▶ Input

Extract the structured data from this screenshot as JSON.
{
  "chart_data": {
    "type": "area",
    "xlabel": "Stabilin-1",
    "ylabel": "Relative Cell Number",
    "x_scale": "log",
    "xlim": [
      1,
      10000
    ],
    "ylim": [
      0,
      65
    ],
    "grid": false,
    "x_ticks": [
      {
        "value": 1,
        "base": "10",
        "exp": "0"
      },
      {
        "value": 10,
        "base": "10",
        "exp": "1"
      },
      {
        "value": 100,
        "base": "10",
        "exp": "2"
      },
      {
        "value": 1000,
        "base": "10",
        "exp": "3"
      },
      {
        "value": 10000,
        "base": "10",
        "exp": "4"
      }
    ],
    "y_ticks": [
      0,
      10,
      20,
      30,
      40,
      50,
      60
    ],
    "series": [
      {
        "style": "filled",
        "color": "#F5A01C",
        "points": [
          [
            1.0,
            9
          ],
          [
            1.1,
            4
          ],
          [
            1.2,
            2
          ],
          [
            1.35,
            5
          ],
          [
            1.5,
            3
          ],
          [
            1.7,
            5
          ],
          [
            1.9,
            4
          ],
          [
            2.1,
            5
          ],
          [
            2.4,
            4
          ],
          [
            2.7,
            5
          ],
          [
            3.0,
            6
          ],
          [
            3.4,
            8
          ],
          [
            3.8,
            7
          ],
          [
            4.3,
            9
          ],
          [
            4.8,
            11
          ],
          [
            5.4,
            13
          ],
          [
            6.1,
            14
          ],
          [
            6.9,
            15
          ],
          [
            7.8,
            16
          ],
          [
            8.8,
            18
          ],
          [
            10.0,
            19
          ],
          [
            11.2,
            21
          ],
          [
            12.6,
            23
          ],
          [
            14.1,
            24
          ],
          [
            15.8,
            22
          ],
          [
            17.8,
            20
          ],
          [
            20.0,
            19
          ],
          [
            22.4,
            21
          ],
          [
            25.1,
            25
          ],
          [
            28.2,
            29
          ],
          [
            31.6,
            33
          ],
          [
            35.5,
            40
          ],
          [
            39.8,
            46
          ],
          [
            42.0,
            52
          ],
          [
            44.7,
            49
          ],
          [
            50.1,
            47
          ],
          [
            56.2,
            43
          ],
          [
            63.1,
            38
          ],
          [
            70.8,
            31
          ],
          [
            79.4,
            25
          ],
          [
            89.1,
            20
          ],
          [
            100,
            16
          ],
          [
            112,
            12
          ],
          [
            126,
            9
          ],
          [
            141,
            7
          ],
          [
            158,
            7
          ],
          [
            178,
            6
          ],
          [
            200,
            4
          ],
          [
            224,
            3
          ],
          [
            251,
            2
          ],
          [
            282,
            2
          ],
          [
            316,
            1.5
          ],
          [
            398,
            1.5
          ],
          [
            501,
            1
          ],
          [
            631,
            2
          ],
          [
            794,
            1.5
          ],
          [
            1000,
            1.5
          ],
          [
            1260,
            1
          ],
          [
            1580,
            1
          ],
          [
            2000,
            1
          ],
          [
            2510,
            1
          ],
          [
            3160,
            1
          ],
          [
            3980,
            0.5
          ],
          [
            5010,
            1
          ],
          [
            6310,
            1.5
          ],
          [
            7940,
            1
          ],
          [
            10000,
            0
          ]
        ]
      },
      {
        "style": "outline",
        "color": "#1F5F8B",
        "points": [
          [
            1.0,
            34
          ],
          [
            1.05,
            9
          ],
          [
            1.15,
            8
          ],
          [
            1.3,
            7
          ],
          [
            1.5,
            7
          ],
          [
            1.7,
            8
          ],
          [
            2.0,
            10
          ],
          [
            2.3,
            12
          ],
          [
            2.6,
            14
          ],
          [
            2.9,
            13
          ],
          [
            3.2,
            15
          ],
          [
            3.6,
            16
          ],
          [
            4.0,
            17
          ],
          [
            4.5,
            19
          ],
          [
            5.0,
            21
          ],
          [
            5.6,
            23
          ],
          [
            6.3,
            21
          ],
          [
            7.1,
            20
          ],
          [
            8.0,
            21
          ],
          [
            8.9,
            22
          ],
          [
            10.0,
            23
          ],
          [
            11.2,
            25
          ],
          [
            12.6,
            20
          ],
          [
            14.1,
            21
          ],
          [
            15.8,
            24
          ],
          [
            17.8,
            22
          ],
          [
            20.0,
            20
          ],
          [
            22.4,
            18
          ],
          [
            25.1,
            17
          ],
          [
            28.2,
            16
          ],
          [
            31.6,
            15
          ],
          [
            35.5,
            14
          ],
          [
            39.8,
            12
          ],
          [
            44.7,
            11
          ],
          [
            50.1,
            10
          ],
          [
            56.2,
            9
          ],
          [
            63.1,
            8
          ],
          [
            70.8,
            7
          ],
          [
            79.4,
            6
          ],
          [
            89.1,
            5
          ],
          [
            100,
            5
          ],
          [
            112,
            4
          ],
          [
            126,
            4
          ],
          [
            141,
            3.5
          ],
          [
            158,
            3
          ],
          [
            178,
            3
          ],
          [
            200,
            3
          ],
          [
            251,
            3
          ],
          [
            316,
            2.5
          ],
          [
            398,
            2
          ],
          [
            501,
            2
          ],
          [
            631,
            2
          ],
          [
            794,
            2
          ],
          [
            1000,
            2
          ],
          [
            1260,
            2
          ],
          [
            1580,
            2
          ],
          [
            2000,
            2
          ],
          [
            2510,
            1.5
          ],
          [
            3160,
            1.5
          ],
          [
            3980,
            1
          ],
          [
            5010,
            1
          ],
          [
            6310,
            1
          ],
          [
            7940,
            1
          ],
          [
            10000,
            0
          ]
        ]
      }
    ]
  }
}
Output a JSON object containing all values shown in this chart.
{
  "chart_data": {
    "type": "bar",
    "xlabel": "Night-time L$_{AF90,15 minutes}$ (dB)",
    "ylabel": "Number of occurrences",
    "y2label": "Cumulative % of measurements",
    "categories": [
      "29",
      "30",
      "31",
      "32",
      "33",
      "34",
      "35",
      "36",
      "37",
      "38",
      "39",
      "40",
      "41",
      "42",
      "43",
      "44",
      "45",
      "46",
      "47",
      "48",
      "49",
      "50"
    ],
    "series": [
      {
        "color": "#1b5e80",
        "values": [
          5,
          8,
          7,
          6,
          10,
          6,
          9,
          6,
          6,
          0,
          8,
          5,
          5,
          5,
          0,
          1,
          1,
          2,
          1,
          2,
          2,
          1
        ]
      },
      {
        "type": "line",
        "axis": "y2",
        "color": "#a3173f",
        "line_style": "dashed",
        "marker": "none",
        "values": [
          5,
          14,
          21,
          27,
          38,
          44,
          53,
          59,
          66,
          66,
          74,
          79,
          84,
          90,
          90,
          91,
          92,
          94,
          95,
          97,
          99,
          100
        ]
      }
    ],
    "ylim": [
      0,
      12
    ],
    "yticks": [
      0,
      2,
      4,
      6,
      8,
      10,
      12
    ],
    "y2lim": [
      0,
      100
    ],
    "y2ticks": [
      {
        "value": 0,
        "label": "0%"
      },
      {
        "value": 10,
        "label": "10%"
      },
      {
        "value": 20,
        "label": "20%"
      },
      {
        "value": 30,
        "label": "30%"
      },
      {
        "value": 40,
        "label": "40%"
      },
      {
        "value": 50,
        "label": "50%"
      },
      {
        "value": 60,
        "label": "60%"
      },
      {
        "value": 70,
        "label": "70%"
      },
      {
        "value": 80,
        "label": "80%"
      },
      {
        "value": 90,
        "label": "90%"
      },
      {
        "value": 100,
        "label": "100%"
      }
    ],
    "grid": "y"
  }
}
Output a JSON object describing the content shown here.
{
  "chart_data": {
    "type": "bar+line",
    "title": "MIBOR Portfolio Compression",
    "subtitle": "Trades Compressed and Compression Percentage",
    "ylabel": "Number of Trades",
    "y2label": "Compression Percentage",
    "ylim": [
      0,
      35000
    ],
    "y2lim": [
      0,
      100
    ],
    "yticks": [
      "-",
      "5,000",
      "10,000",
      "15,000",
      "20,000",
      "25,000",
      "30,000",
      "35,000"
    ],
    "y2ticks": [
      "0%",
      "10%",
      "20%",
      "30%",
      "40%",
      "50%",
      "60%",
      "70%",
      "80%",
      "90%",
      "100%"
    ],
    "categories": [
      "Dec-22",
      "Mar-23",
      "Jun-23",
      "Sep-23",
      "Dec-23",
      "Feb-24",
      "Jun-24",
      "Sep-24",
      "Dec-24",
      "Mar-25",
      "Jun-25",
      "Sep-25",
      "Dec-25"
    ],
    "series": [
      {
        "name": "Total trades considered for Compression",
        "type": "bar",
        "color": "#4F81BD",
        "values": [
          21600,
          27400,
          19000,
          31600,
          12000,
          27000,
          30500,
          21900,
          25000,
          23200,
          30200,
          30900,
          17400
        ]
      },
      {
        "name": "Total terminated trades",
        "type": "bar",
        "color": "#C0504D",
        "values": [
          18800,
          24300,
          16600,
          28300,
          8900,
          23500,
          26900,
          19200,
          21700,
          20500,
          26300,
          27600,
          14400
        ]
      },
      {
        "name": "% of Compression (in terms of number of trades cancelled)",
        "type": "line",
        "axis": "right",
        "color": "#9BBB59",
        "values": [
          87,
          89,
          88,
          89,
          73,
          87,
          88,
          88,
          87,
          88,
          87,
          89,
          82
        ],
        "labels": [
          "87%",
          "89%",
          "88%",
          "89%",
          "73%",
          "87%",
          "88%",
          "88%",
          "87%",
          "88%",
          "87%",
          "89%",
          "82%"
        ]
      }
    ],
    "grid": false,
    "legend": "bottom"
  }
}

▶ What you should do
Find every line in the records above that holds the word "type", and copy each one.

▶ Expected output
    "type": "area",
    "type": "bar",
        "type": "line",
    "type": "bar+line",
        "type": "bar",
        "type": "bar",
        "type": "line",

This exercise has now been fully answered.